[Items from a figure collection]

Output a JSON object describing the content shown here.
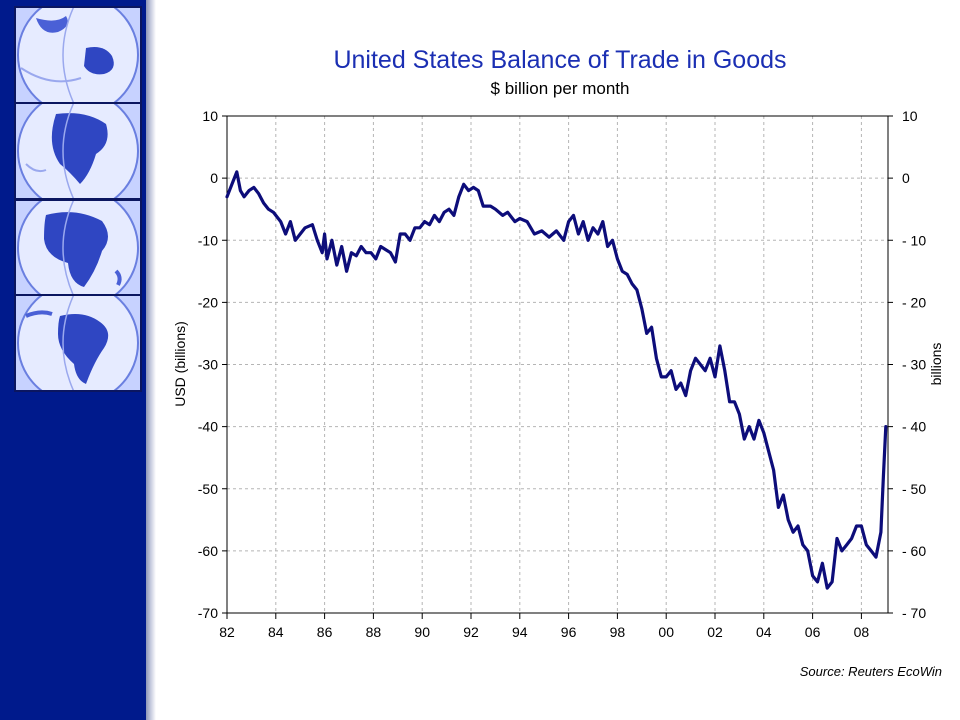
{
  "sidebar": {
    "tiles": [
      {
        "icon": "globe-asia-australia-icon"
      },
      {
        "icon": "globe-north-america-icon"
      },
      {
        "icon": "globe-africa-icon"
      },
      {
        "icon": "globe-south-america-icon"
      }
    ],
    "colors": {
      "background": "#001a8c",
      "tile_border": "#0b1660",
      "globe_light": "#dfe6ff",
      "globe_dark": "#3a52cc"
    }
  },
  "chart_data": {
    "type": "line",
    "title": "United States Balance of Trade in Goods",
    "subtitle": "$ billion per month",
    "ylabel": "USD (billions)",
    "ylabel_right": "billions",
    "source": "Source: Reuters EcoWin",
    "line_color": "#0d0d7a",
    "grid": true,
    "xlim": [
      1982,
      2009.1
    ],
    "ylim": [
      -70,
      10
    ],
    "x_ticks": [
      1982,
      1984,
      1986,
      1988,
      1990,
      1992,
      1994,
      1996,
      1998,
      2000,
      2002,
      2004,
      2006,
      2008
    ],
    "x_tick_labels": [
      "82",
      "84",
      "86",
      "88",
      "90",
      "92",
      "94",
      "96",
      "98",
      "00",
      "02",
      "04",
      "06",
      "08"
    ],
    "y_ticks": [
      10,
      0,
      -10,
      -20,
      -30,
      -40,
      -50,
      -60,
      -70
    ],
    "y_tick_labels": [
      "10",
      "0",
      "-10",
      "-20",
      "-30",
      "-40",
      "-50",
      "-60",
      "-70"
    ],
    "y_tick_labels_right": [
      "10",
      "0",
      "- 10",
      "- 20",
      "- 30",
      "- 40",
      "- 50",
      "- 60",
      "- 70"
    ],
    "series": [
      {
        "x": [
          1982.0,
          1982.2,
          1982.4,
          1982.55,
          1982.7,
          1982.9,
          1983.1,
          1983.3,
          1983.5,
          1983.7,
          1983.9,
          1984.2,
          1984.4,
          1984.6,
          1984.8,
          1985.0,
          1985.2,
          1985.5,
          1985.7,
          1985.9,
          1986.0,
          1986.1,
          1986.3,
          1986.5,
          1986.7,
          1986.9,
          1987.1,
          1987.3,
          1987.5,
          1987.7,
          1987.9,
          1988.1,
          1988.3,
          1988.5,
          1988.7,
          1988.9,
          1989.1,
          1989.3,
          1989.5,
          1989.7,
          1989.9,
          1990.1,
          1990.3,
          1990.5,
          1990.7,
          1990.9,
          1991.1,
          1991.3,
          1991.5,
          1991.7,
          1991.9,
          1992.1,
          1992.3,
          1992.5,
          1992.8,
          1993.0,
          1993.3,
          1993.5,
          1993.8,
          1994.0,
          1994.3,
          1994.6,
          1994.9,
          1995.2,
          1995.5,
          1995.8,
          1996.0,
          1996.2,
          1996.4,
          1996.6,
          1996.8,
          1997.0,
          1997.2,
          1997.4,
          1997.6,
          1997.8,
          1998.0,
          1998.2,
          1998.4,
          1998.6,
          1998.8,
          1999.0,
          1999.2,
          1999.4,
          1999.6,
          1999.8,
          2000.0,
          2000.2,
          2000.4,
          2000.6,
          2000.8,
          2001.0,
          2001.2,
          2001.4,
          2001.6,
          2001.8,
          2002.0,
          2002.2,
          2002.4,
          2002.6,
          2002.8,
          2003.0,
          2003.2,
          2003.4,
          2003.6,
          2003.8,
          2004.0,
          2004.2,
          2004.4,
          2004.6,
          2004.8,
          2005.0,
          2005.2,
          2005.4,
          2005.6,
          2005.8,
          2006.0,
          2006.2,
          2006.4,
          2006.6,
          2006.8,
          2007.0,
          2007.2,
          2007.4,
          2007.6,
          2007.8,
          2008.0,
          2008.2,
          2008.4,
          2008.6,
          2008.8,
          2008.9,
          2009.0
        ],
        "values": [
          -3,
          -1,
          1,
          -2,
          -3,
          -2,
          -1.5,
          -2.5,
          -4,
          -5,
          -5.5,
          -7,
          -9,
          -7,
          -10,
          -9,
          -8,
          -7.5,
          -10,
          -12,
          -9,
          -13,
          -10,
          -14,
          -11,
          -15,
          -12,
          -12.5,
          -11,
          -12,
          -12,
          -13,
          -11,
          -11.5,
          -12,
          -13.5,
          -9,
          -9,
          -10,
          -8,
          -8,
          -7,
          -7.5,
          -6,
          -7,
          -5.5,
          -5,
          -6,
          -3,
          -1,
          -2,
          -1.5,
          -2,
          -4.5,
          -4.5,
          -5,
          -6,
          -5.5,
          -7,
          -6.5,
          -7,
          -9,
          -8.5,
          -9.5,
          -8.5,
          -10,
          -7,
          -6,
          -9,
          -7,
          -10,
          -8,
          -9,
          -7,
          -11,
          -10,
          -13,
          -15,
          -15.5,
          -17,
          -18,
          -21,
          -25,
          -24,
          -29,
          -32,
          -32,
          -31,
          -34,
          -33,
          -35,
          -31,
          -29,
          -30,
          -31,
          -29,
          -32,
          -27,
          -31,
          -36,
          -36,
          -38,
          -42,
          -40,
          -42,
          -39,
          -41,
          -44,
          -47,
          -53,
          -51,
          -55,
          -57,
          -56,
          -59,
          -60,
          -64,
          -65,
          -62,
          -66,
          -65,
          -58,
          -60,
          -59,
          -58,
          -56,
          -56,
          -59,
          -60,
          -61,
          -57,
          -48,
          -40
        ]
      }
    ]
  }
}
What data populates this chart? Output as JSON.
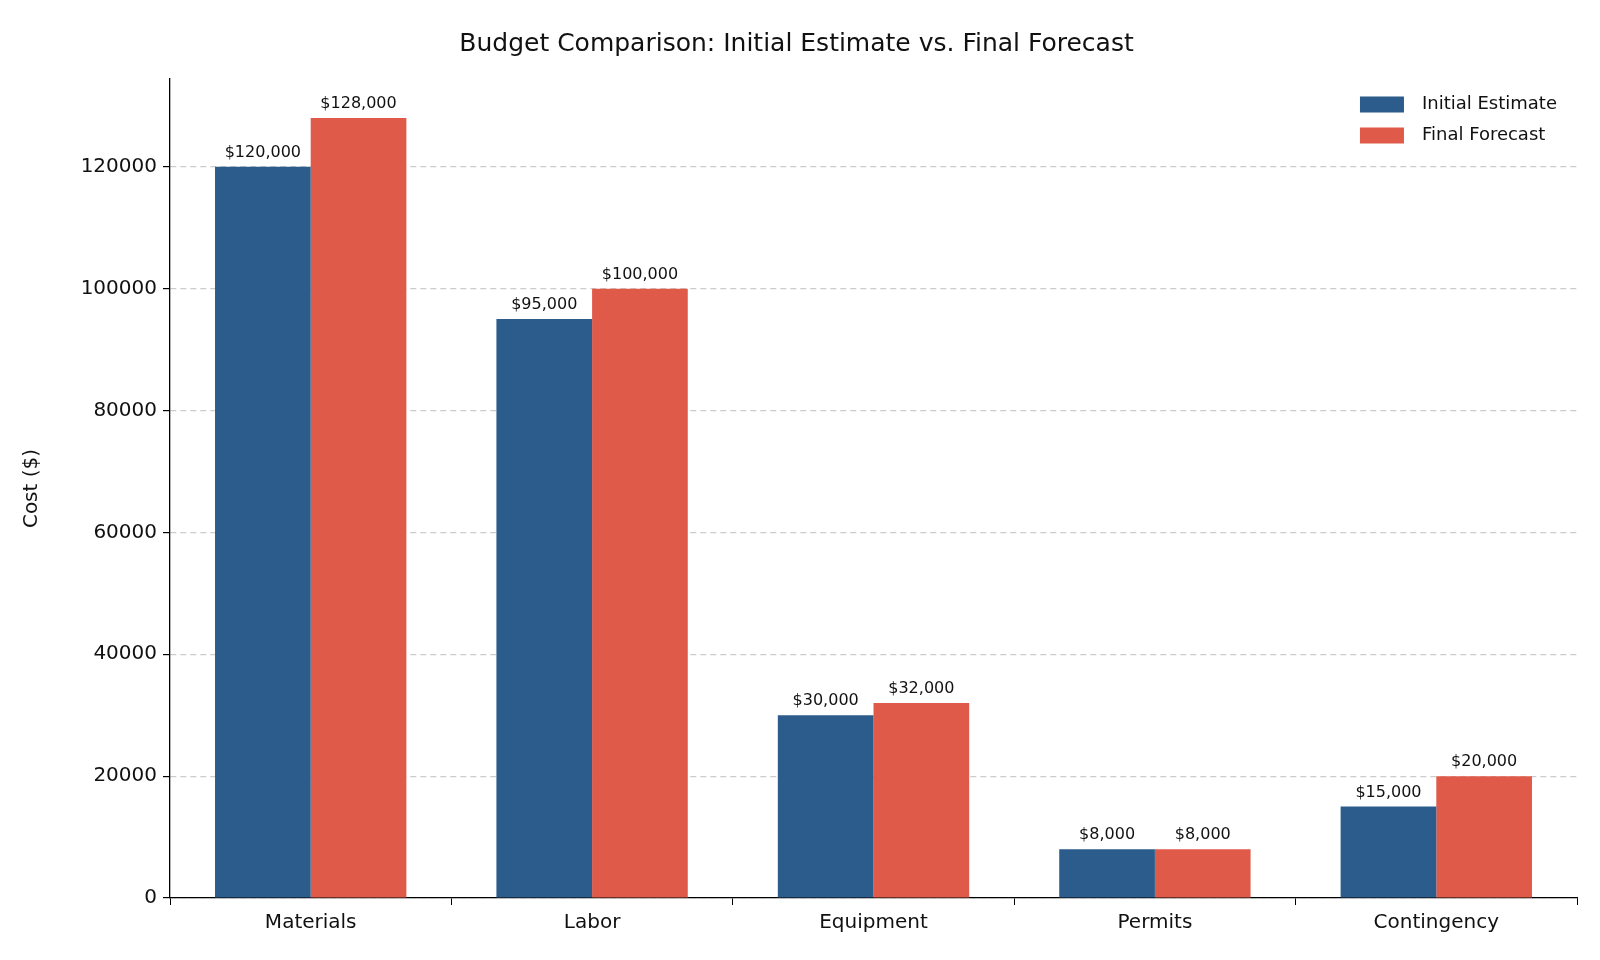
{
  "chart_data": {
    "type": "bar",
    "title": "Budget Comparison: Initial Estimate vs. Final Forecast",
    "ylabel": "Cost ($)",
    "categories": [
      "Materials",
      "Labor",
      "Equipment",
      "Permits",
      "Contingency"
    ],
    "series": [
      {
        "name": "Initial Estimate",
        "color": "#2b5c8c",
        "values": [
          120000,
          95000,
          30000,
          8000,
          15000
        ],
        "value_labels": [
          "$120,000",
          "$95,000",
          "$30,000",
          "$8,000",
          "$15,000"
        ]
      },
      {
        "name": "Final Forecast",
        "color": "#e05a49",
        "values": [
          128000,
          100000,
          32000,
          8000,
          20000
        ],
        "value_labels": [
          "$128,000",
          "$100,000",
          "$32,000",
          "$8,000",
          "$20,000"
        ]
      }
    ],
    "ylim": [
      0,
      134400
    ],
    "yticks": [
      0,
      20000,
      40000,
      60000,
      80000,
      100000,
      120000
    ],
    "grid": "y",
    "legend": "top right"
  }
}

> _Task brief_
Repeat the preceding records precisely, and leave every picture out of the copy.

> _Completed task_
Output a JSON object describing the content shown here.
{
  "sidebar": {
    "tiles": [
      {
        "icon": "globe-asia-australia-icon"
      },
      {
        "icon": "globe-north-america-icon"
      },
      {
        "icon": "globe-africa-icon"
      },
      {
        "icon": "globe-south-america-icon"
      }
    ],
    "colors": {
      "background": "#001a8c",
      "tile_border": "#0b1660",
      "globe_light": "#dfe6ff",
      "globe_dark": "#3a52cc"
    }
  },
  "chart_data": {
    "type": "line",
    "title": "United States Balance of Trade in Goods",
    "subtitle": "$ billion per month",
    "ylabel": "USD (billions)",
    "ylabel_right": "billions",
    "source": "Source: Reuters EcoWin",
    "line_color": "#0d0d7a",
    "grid": true,
    "xlim": [
      1982,
      2009.1
    ],
    "ylim": [
      -70,
      10
    ],
    "x_ticks": [
      1982,
      1984,
      1986,
      1988,
      1990,
      1992,
      1994,
      1996,
      1998,
      2000,
      2002,
      2004,
      2006,
      2008
    ],
    "x_tick_labels": [
      "82",
      "84",
      "86",
      "88",
      "90",
      "92",
      "94",
      "96",
      "98",
      "00",
      "02",
      "04",
      "06",
      "08"
    ],
    "y_ticks": [
      10,
      0,
      -10,
      -20,
      -30,
      -40,
      -50,
      -60,
      -70
    ],
    "y_tick_labels": [
      "10",
      "0",
      "-10",
      "-20",
      "-30",
      "-40",
      "-50",
      "-60",
      "-70"
    ],
    "y_tick_labels_right": [
      "10",
      "0",
      "- 10",
      "- 20",
      "- 30",
      "- 40",
      "- 50",
      "- 60",
      "- 70"
    ],
    "series": [
      {
        "x": [
          1982.0,
          1982.2,
          1982.4,
          1982.55,
          1982.7,
          1982.9,
          1983.1,
          1983.3,
          1983.5,
          1983.7,
          1983.9,
          1984.2,
          1984.4,
          1984.6,
          1984.8,
          1985.0,
          1985.2,
          1985.5,
          1985.7,
          1985.9,
          1986.0,
          1986.1,
          1986.3,
          1986.5,
          1986.7,
          1986.9,
          1987.1,
          1987.3,
          1987.5,
          1987.7,
          1987.9,
          1988.1,
          1988.3,
          1988.5,
          1988.7,
          1988.9,
          1989.1,
          1989.3,
          1989.5,
          1989.7,
          1989.9,
          1990.1,
          1990.3,
          1990.5,
          1990.7,
          1990.9,
          1991.1,
          1991.3,
          1991.5,
          1991.7,
          1991.9,
          1992.1,
          1992.3,
          1992.5,
          1992.8,
          1993.0,
          1993.3,
          1993.5,
          1993.8,
          1994.0,
          1994.3,
          1994.6,
          1994.9,
          1995.2,
          1995.5,
          1995.8,
          1996.0,
          1996.2,
          1996.4,
          1996.6,
          1996.8,
          1997.0,
          1997.2,
          1997.4,
          1997.6,
          1997.8,
          1998.0,
          1998.2,
          1998.4,
          1998.6,
          1998.8,
          1999.0,
          1999.2,
          1999.4,
          1999.6,
          1999.8,
          2000.0,
          2000.2,
          2000.4,
          2000.6,
          2000.8,
          2001.0,
          2001.2,
          2001.4,
          2001.6,
          2001.8,
          2002.0,
          2002.2,
          2002.4,
          2002.6,
          2002.8,
          2003.0,
          2003.2,
          2003.4,
          2003.6,
          2003.8,
          2004.0,
          2004.2,
          2004.4,
          2004.6,
          2004.8,
          2005.0,
          2005.2,
          2005.4,
          2005.6,
          2005.8,
          2006.0,
          2006.2,
          2006.4,
          2006.6,
          2006.8,
          2007.0,
          2007.2,
          2007.4,
          2007.6,
          2007.8,
          2008.0,
          2008.2,
          2008.4,
          2008.6,
          2008.8,
          2008.9,
          2009.0
        ],
        "values": [
          -3,
          -1,
          1,
          -2,
          -3,
          -2,
          -1.5,
          -2.5,
          -4,
          -5,
          -5.5,
          -7,
          -9,
          -7,
          -10,
          -9,
          -8,
          -7.5,
          -10,
          -12,
          -9,
          -13,
          -10,
          -14,
          -11,
          -15,
          -12,
          -12.5,
          -11,
          -12,
          -12,
          -13,
          -11,
          -11.5,
          -12,
          -13.5,
          -9,
          -9,
          -10,
          -8,
          -8,
          -7,
          -7.5,
          -6,
          -7,
          -5.5,
          -5,
          -6,
          -3,
          -1,
          -2,
          -1.5,
          -2,
          -4.5,
          -4.5,
          -5,
          -6,
          -5.5,
          -7,
          -6.5,
          -7,
          -9,
          -8.5,
          -9.5,
          -8.5,
          -10,
          -7,
          -6,
          -9,
          -7,
          -10,
          -8,
          -9,
          -7,
          -11,
          -10,
          -13,
          -15,
          -15.5,
          -17,
          -18,
          -21,
          -25,
          -24,
          -29,
          -32,
          -32,
          -31,
          -34,
          -33,
          -35,
          -31,
          -29,
          -30,
          -31,
          -29,
          -32,
          -27,
          -31,
          -36,
          -36,
          -38,
          -42,
          -40,
          -42,
          -39,
          -41,
          -44,
          -47,
          -53,
          -51,
          -55,
          -57,
          -56,
          -59,
          -60,
          -64,
          -65,
          -62,
          -66,
          -65,
          -58,
          -60,
          -59,
          -58,
          -56,
          -56,
          -59,
          -60,
          -61,
          -57,
          -48,
          -40
        ]
      }
    ]
  }
}
What data populates this chart? Output as JSON.
{
  "chart_data": {
    "type": "bar",
    "title": "Budget Comparison: Initial Estimate vs. Final Forecast",
    "ylabel": "Cost ($)",
    "categories": [
      "Materials",
      "Labor",
      "Equipment",
      "Permits",
      "Contingency"
    ],
    "series": [
      {
        "name": "Initial Estimate",
        "color": "#2b5c8c",
        "values": [
          120000,
          95000,
          30000,
          8000,
          15000
        ],
        "value_labels": [
          "$120,000",
          "$95,000",
          "$30,000",
          "$8,000",
          "$15,000"
        ]
      },
      {
        "name": "Final Forecast",
        "color": "#e05a49",
        "values": [
          128000,
          100000,
          32000,
          8000,
          20000
        ],
        "value_labels": [
          "$128,000",
          "$100,000",
          "$32,000",
          "$8,000",
          "$20,000"
        ]
      }
    ],
    "ylim": [
      0,
      134400
    ],
    "yticks": [
      0,
      20000,
      40000,
      60000,
      80000,
      100000,
      120000
    ],
    "grid": "y",
    "legend": "top right"
  }
}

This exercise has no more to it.